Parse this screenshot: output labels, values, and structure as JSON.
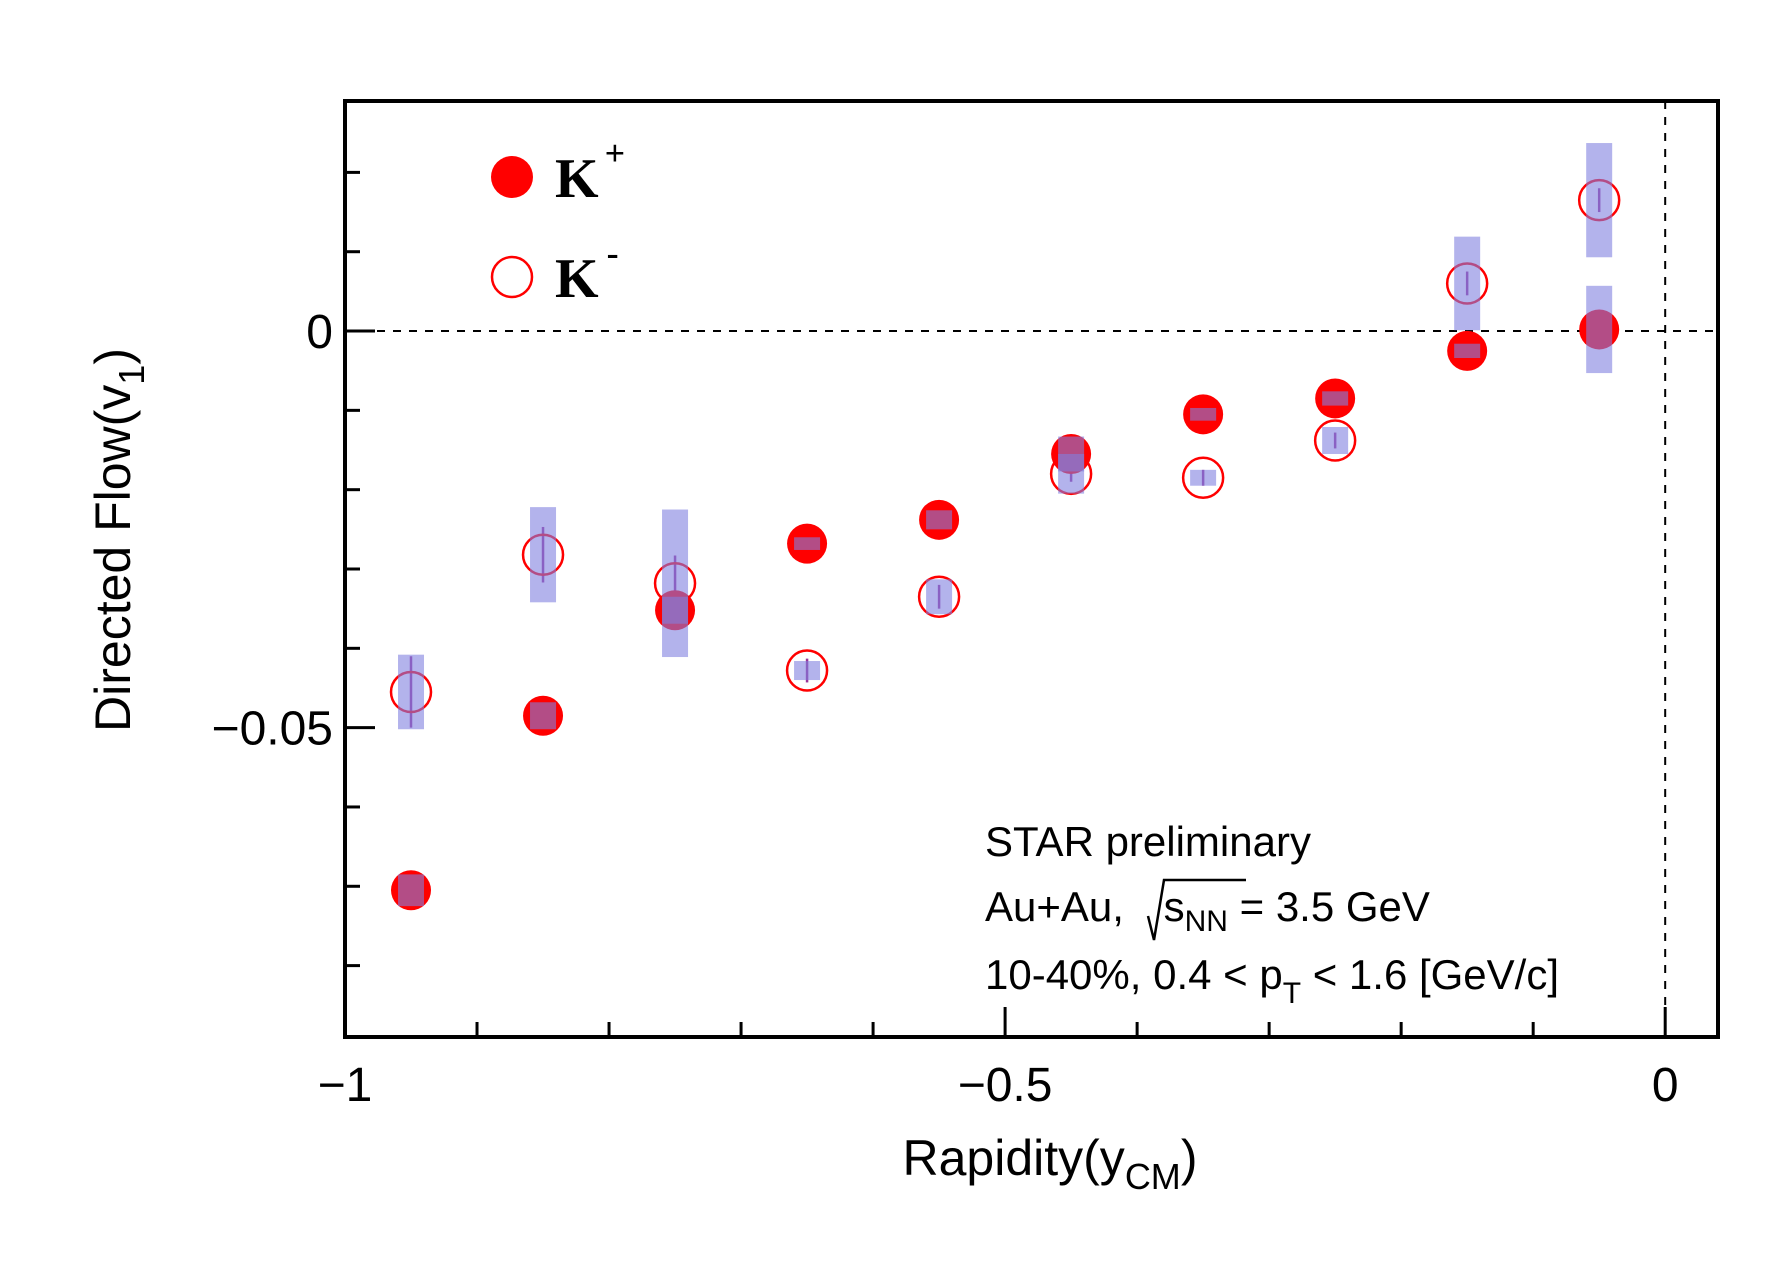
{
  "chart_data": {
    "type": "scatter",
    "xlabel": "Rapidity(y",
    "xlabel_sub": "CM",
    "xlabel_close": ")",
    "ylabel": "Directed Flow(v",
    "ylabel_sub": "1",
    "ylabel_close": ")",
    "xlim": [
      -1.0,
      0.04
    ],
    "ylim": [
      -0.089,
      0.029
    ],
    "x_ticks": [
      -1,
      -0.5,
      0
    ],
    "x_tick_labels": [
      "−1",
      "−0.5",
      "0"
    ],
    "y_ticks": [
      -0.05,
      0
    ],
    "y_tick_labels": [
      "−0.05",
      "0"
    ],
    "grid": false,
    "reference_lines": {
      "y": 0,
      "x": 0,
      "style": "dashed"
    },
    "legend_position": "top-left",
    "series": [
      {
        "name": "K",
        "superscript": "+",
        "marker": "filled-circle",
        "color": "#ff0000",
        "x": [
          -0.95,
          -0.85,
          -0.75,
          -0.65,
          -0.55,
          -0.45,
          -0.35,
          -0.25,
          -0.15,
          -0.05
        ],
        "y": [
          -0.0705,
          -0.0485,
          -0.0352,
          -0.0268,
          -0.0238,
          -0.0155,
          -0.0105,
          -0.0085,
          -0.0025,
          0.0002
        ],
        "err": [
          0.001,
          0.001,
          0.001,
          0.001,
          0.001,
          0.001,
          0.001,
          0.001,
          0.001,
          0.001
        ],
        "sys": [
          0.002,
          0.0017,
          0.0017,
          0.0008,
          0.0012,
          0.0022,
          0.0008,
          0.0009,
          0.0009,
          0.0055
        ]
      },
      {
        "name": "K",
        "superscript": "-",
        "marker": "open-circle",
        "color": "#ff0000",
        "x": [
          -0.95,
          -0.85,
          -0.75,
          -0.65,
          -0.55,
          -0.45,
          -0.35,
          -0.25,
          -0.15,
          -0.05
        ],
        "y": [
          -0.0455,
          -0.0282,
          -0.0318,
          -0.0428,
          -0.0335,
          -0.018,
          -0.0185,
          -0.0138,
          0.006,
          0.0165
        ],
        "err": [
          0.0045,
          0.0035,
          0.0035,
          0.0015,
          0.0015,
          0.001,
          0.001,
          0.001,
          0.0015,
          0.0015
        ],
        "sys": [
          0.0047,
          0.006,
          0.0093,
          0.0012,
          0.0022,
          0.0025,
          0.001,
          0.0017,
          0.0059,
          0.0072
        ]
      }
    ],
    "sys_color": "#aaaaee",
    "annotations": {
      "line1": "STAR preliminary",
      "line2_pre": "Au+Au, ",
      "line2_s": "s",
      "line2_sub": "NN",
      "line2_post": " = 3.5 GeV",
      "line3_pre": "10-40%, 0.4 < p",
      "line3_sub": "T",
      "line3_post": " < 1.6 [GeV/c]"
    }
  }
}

######

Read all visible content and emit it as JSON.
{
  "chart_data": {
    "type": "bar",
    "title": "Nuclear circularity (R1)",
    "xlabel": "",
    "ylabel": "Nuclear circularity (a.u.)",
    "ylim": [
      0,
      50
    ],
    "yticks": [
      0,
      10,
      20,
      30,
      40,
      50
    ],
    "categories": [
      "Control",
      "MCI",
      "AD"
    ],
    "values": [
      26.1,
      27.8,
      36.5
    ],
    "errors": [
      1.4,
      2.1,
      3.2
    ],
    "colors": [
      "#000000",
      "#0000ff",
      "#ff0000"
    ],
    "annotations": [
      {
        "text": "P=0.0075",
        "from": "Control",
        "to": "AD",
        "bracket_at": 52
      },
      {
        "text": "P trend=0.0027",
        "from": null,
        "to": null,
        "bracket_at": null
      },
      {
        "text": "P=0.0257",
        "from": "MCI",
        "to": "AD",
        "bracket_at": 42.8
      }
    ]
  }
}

######

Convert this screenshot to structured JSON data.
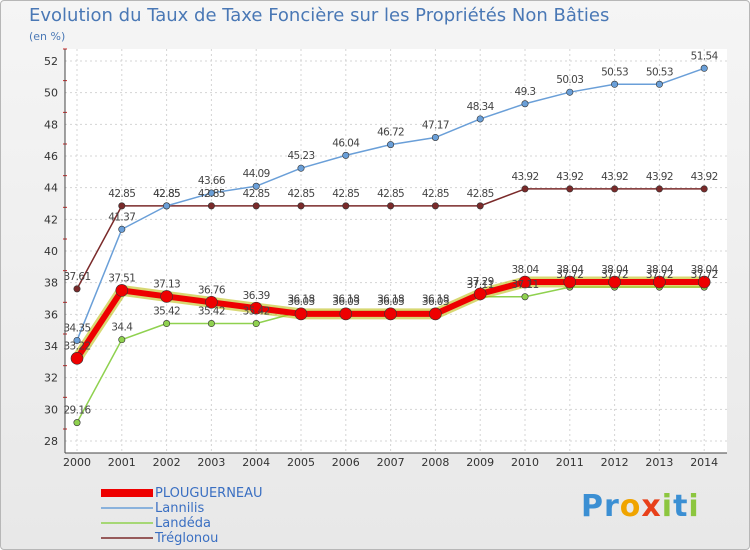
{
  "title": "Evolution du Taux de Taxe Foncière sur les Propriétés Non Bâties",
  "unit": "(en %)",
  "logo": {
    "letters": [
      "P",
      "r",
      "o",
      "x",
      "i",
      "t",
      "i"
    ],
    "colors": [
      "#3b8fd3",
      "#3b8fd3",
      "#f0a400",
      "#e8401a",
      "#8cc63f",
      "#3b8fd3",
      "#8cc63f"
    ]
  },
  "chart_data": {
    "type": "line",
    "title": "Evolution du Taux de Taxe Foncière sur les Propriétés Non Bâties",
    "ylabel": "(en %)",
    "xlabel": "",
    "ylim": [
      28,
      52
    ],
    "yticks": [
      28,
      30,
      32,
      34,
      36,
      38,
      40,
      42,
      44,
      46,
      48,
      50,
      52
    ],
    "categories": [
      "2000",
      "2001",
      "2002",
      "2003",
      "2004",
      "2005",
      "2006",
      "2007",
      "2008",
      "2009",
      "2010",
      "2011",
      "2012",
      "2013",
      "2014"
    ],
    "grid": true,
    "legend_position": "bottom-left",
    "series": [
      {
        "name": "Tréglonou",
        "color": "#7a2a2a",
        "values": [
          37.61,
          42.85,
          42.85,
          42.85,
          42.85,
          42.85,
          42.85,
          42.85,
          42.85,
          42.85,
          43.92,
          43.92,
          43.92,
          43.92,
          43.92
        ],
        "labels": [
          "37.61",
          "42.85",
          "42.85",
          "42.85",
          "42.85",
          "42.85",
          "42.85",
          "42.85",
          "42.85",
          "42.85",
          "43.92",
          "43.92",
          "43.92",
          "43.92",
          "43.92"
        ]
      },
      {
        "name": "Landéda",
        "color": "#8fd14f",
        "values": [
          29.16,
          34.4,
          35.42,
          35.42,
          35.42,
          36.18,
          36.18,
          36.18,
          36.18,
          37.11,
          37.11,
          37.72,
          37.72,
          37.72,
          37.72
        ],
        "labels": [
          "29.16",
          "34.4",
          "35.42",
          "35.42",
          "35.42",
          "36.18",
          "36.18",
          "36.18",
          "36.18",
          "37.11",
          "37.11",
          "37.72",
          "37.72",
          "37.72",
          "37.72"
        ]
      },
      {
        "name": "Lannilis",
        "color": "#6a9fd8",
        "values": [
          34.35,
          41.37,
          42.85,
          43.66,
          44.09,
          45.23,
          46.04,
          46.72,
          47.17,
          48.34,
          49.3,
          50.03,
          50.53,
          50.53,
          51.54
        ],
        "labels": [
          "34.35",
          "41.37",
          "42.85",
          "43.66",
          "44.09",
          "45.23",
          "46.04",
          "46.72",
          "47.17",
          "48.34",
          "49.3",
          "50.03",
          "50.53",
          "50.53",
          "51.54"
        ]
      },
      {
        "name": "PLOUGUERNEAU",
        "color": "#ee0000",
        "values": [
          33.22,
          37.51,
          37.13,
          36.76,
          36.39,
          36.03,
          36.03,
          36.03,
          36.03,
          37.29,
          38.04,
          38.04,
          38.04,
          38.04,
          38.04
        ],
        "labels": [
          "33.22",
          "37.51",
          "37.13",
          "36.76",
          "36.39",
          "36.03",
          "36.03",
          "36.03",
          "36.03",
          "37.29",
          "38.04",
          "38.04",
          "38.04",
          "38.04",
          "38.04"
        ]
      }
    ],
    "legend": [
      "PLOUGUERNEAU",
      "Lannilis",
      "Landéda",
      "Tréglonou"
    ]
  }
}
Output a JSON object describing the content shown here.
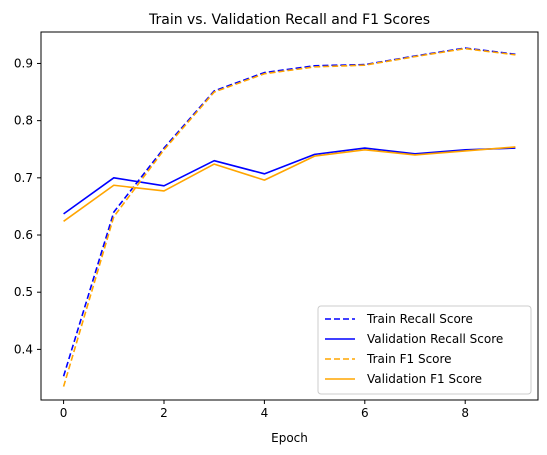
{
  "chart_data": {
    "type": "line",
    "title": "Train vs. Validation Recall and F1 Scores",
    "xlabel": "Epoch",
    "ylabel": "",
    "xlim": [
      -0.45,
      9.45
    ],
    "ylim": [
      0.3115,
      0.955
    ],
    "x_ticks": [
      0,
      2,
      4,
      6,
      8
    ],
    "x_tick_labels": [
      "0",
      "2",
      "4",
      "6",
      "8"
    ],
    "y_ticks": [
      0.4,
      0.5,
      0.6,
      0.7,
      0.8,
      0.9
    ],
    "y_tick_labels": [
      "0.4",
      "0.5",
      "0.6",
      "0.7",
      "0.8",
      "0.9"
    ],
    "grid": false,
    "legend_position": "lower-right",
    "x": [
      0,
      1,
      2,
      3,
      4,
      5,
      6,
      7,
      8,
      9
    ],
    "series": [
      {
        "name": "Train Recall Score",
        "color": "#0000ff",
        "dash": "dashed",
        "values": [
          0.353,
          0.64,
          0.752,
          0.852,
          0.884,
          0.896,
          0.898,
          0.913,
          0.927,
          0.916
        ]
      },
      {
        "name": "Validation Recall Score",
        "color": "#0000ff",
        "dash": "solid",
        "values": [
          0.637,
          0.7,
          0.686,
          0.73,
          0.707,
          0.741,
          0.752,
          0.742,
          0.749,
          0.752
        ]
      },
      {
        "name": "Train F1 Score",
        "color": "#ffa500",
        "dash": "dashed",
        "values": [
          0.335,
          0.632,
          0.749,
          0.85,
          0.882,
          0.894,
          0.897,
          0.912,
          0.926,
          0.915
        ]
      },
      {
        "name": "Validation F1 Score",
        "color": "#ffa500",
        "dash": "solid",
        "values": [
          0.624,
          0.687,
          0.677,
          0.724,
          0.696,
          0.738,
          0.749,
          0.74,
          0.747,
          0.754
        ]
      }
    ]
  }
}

######

- Work to do:
Say how many lines in the records above hold "Recall", and give no other text.

- Exercise output:
3